**Exercise instructions**
Tell how many lines carry the word "what"; the reply is the number and nothing else.
##########
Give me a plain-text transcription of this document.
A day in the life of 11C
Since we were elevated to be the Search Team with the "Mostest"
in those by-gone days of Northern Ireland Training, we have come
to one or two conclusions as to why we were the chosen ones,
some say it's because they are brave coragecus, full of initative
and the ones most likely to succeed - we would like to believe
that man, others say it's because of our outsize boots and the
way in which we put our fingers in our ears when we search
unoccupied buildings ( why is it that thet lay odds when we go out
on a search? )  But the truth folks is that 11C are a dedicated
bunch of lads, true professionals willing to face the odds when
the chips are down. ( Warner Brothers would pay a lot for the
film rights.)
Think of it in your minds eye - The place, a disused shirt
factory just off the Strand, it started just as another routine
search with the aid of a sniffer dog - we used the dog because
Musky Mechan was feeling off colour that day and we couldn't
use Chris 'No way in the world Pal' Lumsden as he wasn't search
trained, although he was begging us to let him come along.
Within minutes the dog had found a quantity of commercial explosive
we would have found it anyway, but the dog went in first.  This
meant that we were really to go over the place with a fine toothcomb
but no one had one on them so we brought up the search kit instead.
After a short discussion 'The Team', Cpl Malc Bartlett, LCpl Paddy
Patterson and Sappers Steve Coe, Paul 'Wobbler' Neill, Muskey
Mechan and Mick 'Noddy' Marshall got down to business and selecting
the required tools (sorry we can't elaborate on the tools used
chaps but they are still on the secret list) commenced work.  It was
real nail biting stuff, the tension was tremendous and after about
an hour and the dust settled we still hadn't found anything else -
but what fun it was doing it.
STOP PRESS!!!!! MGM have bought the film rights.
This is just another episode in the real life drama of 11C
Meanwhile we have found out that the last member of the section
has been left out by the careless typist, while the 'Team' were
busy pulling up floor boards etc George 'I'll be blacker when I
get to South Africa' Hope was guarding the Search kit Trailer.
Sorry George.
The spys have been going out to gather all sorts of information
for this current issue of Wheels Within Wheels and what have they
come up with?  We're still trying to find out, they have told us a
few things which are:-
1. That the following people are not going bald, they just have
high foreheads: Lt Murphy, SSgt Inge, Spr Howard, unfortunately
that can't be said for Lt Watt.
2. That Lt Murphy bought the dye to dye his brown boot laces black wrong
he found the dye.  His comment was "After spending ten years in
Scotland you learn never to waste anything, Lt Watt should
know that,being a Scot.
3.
##########
**The solution**
2